→ **YOUR OBJECTIVE**
Set out every line bearing the string "subtitle".

→ **RECORDS FOR THE TASK**
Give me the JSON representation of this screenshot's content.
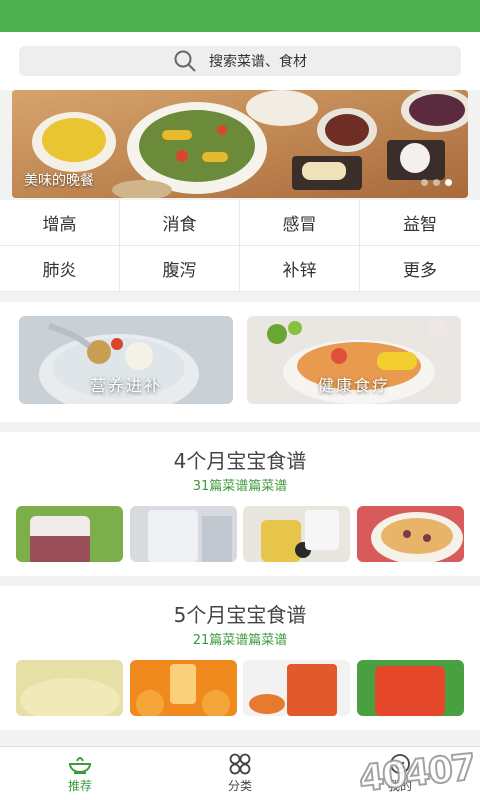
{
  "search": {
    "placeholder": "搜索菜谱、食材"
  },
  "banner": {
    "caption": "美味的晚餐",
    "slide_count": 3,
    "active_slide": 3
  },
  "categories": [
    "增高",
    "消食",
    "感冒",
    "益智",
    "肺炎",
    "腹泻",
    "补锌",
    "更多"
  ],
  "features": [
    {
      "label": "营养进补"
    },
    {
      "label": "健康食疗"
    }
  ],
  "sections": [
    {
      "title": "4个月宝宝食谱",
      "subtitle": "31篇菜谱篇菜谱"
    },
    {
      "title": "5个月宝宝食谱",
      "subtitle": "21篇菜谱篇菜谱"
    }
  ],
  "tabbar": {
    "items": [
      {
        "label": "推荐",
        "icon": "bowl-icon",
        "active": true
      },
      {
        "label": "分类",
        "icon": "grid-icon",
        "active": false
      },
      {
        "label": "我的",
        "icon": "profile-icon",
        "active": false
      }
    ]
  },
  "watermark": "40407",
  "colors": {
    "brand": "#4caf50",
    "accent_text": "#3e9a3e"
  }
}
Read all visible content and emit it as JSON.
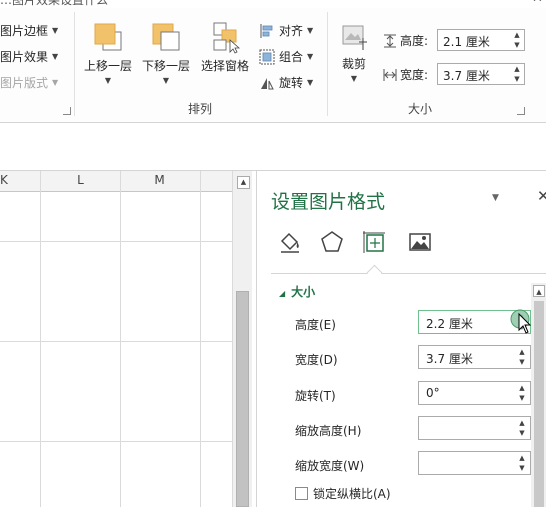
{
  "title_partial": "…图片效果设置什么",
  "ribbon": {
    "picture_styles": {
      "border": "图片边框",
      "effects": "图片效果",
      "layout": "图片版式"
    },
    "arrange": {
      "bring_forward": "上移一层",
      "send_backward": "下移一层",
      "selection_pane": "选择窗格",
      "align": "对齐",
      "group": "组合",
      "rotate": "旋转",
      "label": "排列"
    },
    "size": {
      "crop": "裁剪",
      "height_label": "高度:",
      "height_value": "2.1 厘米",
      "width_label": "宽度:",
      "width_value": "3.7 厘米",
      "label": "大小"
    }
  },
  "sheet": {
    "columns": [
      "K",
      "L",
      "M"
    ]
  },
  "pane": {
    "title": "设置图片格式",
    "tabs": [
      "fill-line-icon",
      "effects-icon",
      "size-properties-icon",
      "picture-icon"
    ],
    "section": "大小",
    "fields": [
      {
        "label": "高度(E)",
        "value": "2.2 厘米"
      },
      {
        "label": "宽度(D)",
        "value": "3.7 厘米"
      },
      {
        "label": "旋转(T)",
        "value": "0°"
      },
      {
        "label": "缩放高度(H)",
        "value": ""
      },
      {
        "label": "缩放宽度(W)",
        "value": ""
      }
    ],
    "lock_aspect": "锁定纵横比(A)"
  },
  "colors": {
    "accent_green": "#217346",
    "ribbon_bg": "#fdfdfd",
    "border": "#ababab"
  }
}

→ **FINISHED EXERCISE**
      "subtitle": "31篇菜谱篇菜谱"
      "subtitle": "21篇菜谱篇菜谱"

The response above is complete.